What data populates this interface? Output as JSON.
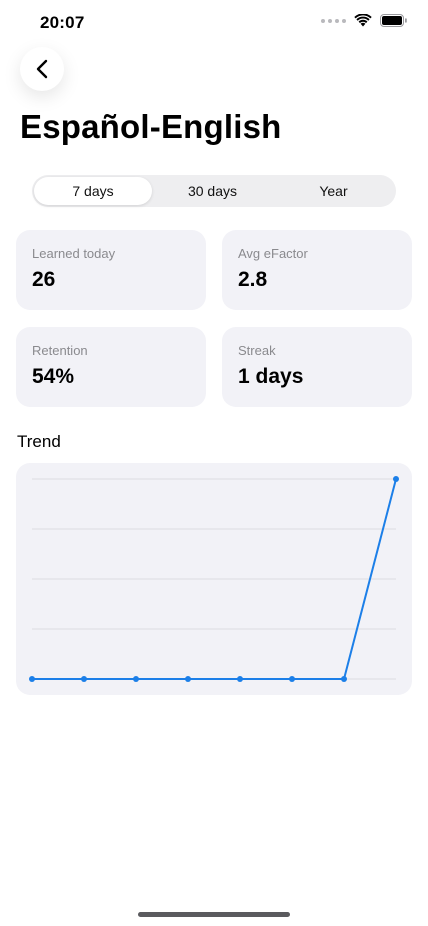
{
  "status_bar": {
    "time": "20:07"
  },
  "header": {
    "back_icon": "chevron-left-icon",
    "title": "Español-English"
  },
  "range_tabs": {
    "items": [
      {
        "label": "7 days",
        "selected": true
      },
      {
        "label": "30 days",
        "selected": false
      },
      {
        "label": "Year",
        "selected": false
      }
    ]
  },
  "stats": {
    "learned_today": {
      "label": "Learned today",
      "value": "26"
    },
    "avg_efactor": {
      "label": "Avg eFactor",
      "value": "2.8"
    },
    "retention": {
      "label": "Retention",
      "value": "54%"
    },
    "streak": {
      "label": "Streak",
      "value": "1 days"
    }
  },
  "trend": {
    "title": "Trend"
  },
  "colors": {
    "accent": "#1c7fe8",
    "card_bg": "#f2f2f7",
    "grid": "#dcdce0"
  },
  "chart_data": {
    "type": "line",
    "x": [
      1,
      2,
      3,
      4,
      5,
      6,
      7,
      8
    ],
    "series": [
      {
        "values": [
          0,
          0,
          0,
          0,
          0,
          0,
          0,
          26
        ]
      }
    ],
    "ylim": [
      0,
      26
    ],
    "grid": true,
    "legend": "none"
  }
}
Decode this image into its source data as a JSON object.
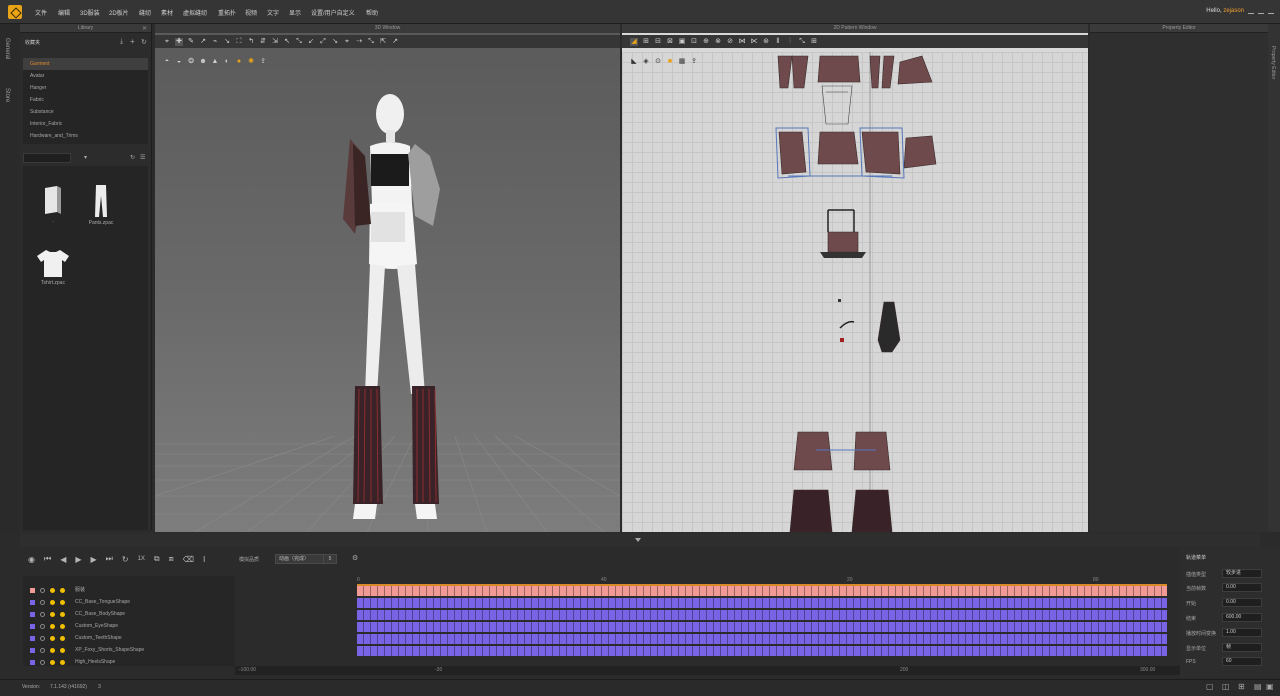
{
  "app": {
    "hello_prefix": "Hello,",
    "username": "zejason",
    "accent": "#e8a317"
  },
  "menu": [
    "文件",
    "编辑",
    "3D服装",
    "2D板片",
    "缝纫",
    "素材",
    "虚拟缝纫",
    "重拓扑",
    "视频",
    "文字",
    "显示",
    "设置/用户自定义",
    "帮助"
  ],
  "side_tabs": [
    "General",
    "Store"
  ],
  "library": {
    "title": "Library",
    "header_label": "收藏夹",
    "categories": [
      "Garment",
      "Avatar",
      "Hanger",
      "Fabric",
      "Substance",
      "Interior_Fabric",
      "Hardware_and_Trims"
    ],
    "selected": "Garment",
    "items": [
      {
        "label": "..",
        "icon": "folder-up-icon"
      },
      {
        "label": "Pants.zpac",
        "icon": "pants-icon"
      },
      {
        "label": "Tshirt.zpac",
        "icon": "tshirt-icon"
      }
    ]
  },
  "window3d": {
    "title": "3D Window"
  },
  "window2d": {
    "title": "2D Pattern Window"
  },
  "property_editor": {
    "title": "Property Editor",
    "side_tab": "Property Editor"
  },
  "animation": {
    "speed": "1X",
    "mode_label": "模拟品质",
    "mode_value": "动画（完成）",
    "fps_selector": "5",
    "layers": [
      {
        "name": "服装",
        "color": "#f29a95"
      },
      {
        "name": "CC_Base_TongueShape",
        "color": "#7a64e6"
      },
      {
        "name": "CC_Base_BodyShape",
        "color": "#7a64e6"
      },
      {
        "name": "Custom_EyeShape",
        "color": "#7a64e6"
      },
      {
        "name": "Custom_TeethShape",
        "color": "#7a64e6"
      },
      {
        "name": "XP_Foxy_Shorts_ShapeShape",
        "color": "#7a64e6"
      },
      {
        "name": "High_HeelsShape",
        "color": "#7a64e6"
      }
    ],
    "ruler_ticks": [
      "0",
      "40",
      "20",
      "80"
    ],
    "scroll_ticks": [
      "-100.00",
      "-30",
      "200",
      "300.00"
    ]
  },
  "track_props": {
    "title": "轨道菜单",
    "rows": [
      {
        "label": "插值类型",
        "value": "较步进"
      },
      {
        "label": "当前帧数",
        "value": "0.00"
      },
      {
        "label": "开始",
        "value": "0.00"
      },
      {
        "label": "结束",
        "value": "600.00"
      },
      {
        "label": "播放时间变换",
        "value": "1.00"
      },
      {
        "label": "显示单位",
        "value": "帧"
      },
      {
        "label": "FPS",
        "value": "60"
      }
    ]
  },
  "status": {
    "label": "Version:",
    "value": "7.1.143 (r41692)",
    "extra": "3"
  }
}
------------------------------
Work required:
Omitting all images, retype each line of the records precisely.

Result:
What data populates this interface? Output as JSON.
{
  "status_bar": {
    "time": "20:07"
  },
  "header": {
    "back_icon": "chevron-left-icon",
    "title": "Español-English"
  },
  "range_tabs": {
    "items": [
      {
        "label": "7 days",
        "selected": true
      },
      {
        "label": "30 days",
        "selected": false
      },
      {
        "label": "Year",
        "selected": false
      }
    ]
  },
  "stats": {
    "learned_today": {
      "label": "Learned today",
      "value": "26"
    },
    "avg_efactor": {
      "label": "Avg eFactor",
      "value": "2.8"
    },
    "retention": {
      "label": "Retention",
      "value": "54%"
    },
    "streak": {
      "label": "Streak",
      "value": "1 days"
    }
  },
  "trend": {
    "title": "Trend"
  },
  "colors": {
    "accent": "#1c7fe8",
    "card_bg": "#f2f2f7",
    "grid": "#dcdce0"
  },
  "chart_data": {
    "type": "line",
    "x": [
      1,
      2,
      3,
      4,
      5,
      6,
      7,
      8
    ],
    "series": [
      {
        "values": [
          0,
          0,
          0,
          0,
          0,
          0,
          0,
          26
        ]
      }
    ],
    "ylim": [
      0,
      26
    ],
    "grid": true,
    "legend": "none"
  }
}
Decode this image into its source data as a JSON object.
{
  "app": {
    "hello_prefix": "Hello,",
    "username": "zejason",
    "accent": "#e8a317"
  },
  "menu": [
    "文件",
    "编辑",
    "3D服装",
    "2D板片",
    "缝纫",
    "素材",
    "虚拟缝纫",
    "重拓扑",
    "视频",
    "文字",
    "显示",
    "设置/用户自定义",
    "帮助"
  ],
  "side_tabs": [
    "General",
    "Store"
  ],
  "library": {
    "title": "Library",
    "header_label": "收藏夹",
    "categories": [
      "Garment",
      "Avatar",
      "Hanger",
      "Fabric",
      "Substance",
      "Interior_Fabric",
      "Hardware_and_Trims"
    ],
    "selected": "Garment",
    "items": [
      {
        "label": "..",
        "icon": "folder-up-icon"
      },
      {
        "label": "Pants.zpac",
        "icon": "pants-icon"
      },
      {
        "label": "Tshirt.zpac",
        "icon": "tshirt-icon"
      }
    ]
  },
  "window3d": {
    "title": "3D Window"
  },
  "window2d": {
    "title": "2D Pattern Window"
  },
  "property_editor": {
    "title": "Property Editor",
    "side_tab": "Property Editor"
  },
  "animation": {
    "speed": "1X",
    "mode_label": "模拟品质",
    "mode_value": "动画（完成）",
    "fps_selector": "5",
    "layers": [
      {
        "name": "服装",
        "color": "#f29a95"
      },
      {
        "name": "CC_Base_TongueShape",
        "color": "#7a64e6"
      },
      {
        "name": "CC_Base_BodyShape",
        "color": "#7a64e6"
      },
      {
        "name": "Custom_EyeShape",
        "color": "#7a64e6"
      },
      {
        "name": "Custom_TeethShape",
        "color": "#7a64e6"
      },
      {
        "name": "XP_Foxy_Shorts_ShapeShape",
        "color": "#7a64e6"
      },
      {
        "name": "High_HeelsShape",
        "color": "#7a64e6"
      }
    ],
    "ruler_ticks": [
      "0",
      "40",
      "20",
      "80"
    ],
    "scroll_ticks": [
      "-100.00",
      "-30",
      "200",
      "300.00"
    ]
  },
  "track_props": {
    "title": "轨道菜单",
    "rows": [
      {
        "label": "插值类型",
        "value": "较步进"
      },
      {
        "label": "当前帧数",
        "value": "0.00"
      },
      {
        "label": "开始",
        "value": "0.00"
      },
      {
        "label": "结束",
        "value": "600.00"
      },
      {
        "label": "播放时间变换",
        "value": "1.00"
      },
      {
        "label": "显示单位",
        "value": "帧"
      },
      {
        "label": "FPS",
        "value": "60"
      }
    ]
  },
  "status": {
    "label": "Version:",
    "value": "7.1.143 (r41692)",
    "extra": "3"
  }
}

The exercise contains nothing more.